++++ EXTRACTED MATERIAL ++++

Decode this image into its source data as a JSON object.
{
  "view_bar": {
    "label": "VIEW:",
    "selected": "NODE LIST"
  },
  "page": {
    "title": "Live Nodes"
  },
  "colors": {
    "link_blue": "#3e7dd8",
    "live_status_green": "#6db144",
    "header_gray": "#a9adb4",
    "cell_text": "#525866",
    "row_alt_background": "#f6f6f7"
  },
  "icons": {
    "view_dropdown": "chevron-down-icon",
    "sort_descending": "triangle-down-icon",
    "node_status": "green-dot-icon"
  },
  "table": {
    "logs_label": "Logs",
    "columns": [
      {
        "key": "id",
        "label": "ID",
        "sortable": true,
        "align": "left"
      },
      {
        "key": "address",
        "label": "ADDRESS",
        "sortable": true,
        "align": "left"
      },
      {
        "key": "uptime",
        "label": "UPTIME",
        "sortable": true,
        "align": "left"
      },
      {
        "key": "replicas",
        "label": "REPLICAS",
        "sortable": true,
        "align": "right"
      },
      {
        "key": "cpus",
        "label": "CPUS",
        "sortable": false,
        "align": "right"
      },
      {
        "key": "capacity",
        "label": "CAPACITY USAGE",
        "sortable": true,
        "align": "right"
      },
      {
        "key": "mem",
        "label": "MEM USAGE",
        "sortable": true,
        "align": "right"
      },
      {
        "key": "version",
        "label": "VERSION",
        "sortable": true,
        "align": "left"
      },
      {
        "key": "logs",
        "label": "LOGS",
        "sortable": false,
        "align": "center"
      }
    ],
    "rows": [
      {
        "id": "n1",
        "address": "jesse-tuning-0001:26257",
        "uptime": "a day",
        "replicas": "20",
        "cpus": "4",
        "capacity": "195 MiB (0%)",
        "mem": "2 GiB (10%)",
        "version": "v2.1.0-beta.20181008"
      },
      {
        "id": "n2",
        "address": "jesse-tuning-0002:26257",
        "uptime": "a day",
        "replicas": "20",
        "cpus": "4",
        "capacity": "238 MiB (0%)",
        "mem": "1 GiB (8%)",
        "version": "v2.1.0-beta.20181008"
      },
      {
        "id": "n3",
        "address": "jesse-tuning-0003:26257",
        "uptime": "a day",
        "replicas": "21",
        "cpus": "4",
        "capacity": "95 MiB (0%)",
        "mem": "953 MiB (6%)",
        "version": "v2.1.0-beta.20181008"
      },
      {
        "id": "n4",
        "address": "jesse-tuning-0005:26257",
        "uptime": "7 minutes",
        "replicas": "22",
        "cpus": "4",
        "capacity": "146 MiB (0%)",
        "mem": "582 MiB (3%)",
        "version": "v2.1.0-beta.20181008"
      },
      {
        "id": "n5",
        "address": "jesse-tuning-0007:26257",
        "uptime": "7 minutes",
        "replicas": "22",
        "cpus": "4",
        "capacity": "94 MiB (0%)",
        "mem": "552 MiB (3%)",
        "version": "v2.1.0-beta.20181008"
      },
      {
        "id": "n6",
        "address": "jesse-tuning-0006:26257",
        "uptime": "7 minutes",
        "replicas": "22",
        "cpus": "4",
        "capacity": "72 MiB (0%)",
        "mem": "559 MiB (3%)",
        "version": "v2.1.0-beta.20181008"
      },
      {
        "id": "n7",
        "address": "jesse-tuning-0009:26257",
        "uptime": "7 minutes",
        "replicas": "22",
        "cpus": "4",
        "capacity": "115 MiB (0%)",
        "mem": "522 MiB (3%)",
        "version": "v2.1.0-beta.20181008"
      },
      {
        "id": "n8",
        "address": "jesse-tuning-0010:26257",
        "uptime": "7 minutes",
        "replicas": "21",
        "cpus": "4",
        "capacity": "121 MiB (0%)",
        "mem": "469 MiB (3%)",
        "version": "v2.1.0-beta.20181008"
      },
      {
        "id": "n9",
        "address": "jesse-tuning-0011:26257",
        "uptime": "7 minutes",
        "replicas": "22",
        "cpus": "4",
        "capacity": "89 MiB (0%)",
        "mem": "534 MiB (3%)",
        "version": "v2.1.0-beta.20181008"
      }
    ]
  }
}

++++

*GOAL OF THE EXERCISE*
Repeat the data exactly. Leave nothing out.

*TASK SOLUTION*
Decode this image into its source data as a JSON object.
{
  "view_bar": {
    "label": "VIEW:",
    "selected": "NODE LIST"
  },
  "page": {
    "title": "Live Nodes"
  },
  "colors": {
    "link_blue": "#3e7dd8",
    "live_status_green": "#6db144",
    "header_gray": "#a9adb4",
    "cell_text": "#525866",
    "row_alt_background": "#f6f6f7"
  },
  "icons": {
    "view_dropdown": "chevron-down-icon",
    "sort_descending": "triangle-down-icon",
    "node_status": "green-dot-icon"
  },
  "table": {
    "logs_label": "Logs",
    "columns": [
      {
        "key": "id",
        "label": "ID",
        "sortable": true,
        "align": "left"
      },
      {
        "key": "address",
        "label": "ADDRESS",
        "sortable": true,
        "align": "left"
      },
      {
        "key": "uptime",
        "label": "UPTIME",
        "sortable": true,
        "align": "left"
      },
      {
        "key": "replicas",
        "label": "REPLICAS",
        "sortable": true,
        "align": "right"
      },
      {
        "key": "cpus",
        "label": "CPUS",
        "sortable": false,
        "align": "right"
      },
      {
        "key": "capacity",
        "label": "CAPACITY USAGE",
        "sortable": true,
        "align": "right"
      },
      {
        "key": "mem",
        "label": "MEM USAGE",
        "sortable": true,
        "align": "right"
      },
      {
        "key": "version",
        "label": "VERSION",
        "sortable": true,
        "align": "left"
      },
      {
        "key": "logs",
        "label": "LOGS",
        "sortable": false,
        "align": "center"
      }
    ],
    "rows": [
      {
        "id": "n1",
        "address": "jesse-tuning-0001:26257",
        "uptime": "a day",
        "replicas": "20",
        "cpus": "4",
        "capacity": "195 MiB (0%)",
        "mem": "2 GiB (10%)",
        "version": "v2.1.0-beta.20181008"
      },
      {
        "id": "n2",
        "address": "jesse-tuning-0002:26257",
        "uptime": "a day",
        "replicas": "20",
        "cpus": "4",
        "capacity": "238 MiB (0%)",
        "mem": "1 GiB (8%)",
        "version": "v2.1.0-beta.20181008"
      },
      {
        "id": "n3",
        "address": "jesse-tuning-0003:26257",
        "uptime": "a day",
        "replicas": "21",
        "cpus": "4",
        "capacity": "95 MiB (0%)",
        "mem": "953 MiB (6%)",
        "version": "v2.1.0-beta.20181008"
      },
      {
        "id": "n4",
        "address": "jesse-tuning-0005:26257",
        "uptime": "7 minutes",
        "replicas": "22",
        "cpus": "4",
        "capacity": "146 MiB (0%)",
        "mem": "582 MiB (3%)",
        "version": "v2.1.0-beta.20181008"
      },
      {
        "id": "n5",
        "address": "jesse-tuning-0007:26257",
        "uptime": "7 minutes",
        "replicas": "22",
        "cpus": "4",
        "capacity": "94 MiB (0%)",
        "mem": "552 MiB (3%)",
        "version": "v2.1.0-beta.20181008"
      },
      {
        "id": "n6",
        "address": "jesse-tuning-0006:26257",
        "uptime": "7 minutes",
        "replicas": "22",
        "cpus": "4",
        "capacity": "72 MiB (0%)",
        "mem": "559 MiB (3%)",
        "version": "v2.1.0-beta.20181008"
      },
      {
        "id": "n7",
        "address": "jesse-tuning-0009:26257",
        "uptime": "7 minutes",
        "replicas": "22",
        "cpus": "4",
        "capacity": "115 MiB (0%)",
        "mem": "522 MiB (3%)",
        "version": "v2.1.0-beta.20181008"
      },
      {
        "id": "n8",
        "address": "jesse-tuning-0010:26257",
        "uptime": "7 minutes",
        "replicas": "21",
        "cpus": "4",
        "capacity": "121 MiB (0%)",
        "mem": "469 MiB (3%)",
        "version": "v2.1.0-beta.20181008"
      },
      {
        "id": "n9",
        "address": "jesse-tuning-0011:26257",
        "uptime": "7 minutes",
        "replicas": "22",
        "cpus": "4",
        "capacity": "89 MiB (0%)",
        "mem": "534 MiB (3%)",
        "version": "v2.1.0-beta.20181008"
      }
    ]
  }
}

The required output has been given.